WHAT IS REQUIRED:
Give the entries again exactly, every one of them.

WORKING DATA:
+-------+

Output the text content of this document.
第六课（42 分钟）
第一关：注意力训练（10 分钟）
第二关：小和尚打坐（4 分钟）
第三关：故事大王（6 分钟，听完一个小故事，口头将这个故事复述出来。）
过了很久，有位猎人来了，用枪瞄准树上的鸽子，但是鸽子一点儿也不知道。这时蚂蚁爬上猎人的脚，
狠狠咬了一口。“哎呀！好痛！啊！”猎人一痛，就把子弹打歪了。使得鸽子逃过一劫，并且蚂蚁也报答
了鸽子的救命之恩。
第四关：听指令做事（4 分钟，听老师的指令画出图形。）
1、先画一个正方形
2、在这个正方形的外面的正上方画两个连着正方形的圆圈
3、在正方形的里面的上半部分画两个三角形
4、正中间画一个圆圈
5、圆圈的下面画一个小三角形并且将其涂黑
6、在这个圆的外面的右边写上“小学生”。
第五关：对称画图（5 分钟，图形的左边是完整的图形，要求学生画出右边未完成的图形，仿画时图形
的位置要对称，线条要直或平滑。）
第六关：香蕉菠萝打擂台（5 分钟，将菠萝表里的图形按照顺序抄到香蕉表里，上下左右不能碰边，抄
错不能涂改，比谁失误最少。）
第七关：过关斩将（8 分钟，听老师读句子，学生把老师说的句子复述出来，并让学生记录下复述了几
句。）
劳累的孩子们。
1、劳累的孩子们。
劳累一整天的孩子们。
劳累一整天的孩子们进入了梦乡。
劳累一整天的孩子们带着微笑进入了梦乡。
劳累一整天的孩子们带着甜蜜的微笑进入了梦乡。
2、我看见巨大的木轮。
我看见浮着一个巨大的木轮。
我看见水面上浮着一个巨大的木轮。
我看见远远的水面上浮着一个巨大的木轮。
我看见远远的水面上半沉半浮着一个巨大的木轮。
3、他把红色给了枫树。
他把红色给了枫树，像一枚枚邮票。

+-------+

ANSWER TO THIS TASK:
Output the text content of this document.
第六课（42 分钟）
第一关：注意力训练（10 分钟）
第二关：小和尚打坐（4 分钟）
第三关：故事大王（6 分钟，听完一个小故事，口头将这个故事复述出来。）
过了很久，有位猎人来了，用枪瞄准树上的鸽子，但是鸽子一点儿也不知道。这时蚂蚁爬上猎人的脚，
狠狠咬了一口。“哎呀！好痛！啊！”猎人一痛，就把子弹打歪了。使得鸽子逃过一劫，并且蚂蚁也报答
了鸽子的救命之恩。
第四关：听指令做事（4 分钟，听老师的指令画出图形。）
1、先画一个正方形
2、在这个正方形的外面的正上方画两个连着正方形的圆圈
3、在正方形的里面的上半部分画两个三角形
4、正中间画一个圆圈
5、圆圈的下面画一个小三角形并且将其涂黑
6、在这个圆的外面的右边写上“小学生”。
第五关：对称画图（5 分钟，图形的左边是完整的图形，要求学生画出右边未完成的图形，仿画时图形
的位置要对称，线条要直或平滑。）
第六关：香蕉菠萝打擂台（5 分钟，将菠萝表里的图形按照顺序抄到香蕉表里，上下左右不能碰边，抄
错不能涂改，比谁失误最少。）
第七关：过关斩将（8 分钟，听老师读句子，学生把老师说的句子复述出来，并让学生记录下复述了几
句。）
劳累的孩子们。
1、劳累的孩子们。
劳累一整天的孩子们。
劳累一整天的孩子们进入了梦乡。
劳累一整天的孩子们带着微笑进入了梦乡。
劳累一整天的孩子们带着甜蜜的微笑进入了梦乡。
2、我看见巨大的木轮。
我看见浮着一个巨大的木轮。
我看见水面上浮着一个巨大的木轮。
我看见远远的水面上浮着一个巨大的木轮。
我看见远远的水面上半沉半浮着一个巨大的木轮。
3、他把红色给了枫树。
他把红色给了枫树，像一枚枚邮票。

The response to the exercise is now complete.